**Exercise instructions**
Please quote the material exactly, every line of it.

**Supplied entries**
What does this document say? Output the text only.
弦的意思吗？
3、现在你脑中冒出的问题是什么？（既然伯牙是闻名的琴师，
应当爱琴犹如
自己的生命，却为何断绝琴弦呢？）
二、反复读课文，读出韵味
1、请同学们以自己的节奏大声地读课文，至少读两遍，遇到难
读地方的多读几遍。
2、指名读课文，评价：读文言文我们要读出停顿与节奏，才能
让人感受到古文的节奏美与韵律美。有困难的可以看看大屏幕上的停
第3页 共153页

**Written answer**
What does this document say? Output the text only.
弦的意思吗？
3、现在你脑中冒出的问题是什么？（既然伯牙是闻名的琴师，
应当爱琴犹如
自己的生命，却为何断绝琴弦呢？）
二、反复读课文，读出韵味
1、请同学们以自己的节奏大声地读课文，至少读两遍，遇到难
读地方的多读几遍。
2、指名读课文，评价：读文言文我们要读出停顿与节奏，才能
让人感受到古文的节奏美与韵律美。有困难的可以看看大屏幕上的停
第3页 共153页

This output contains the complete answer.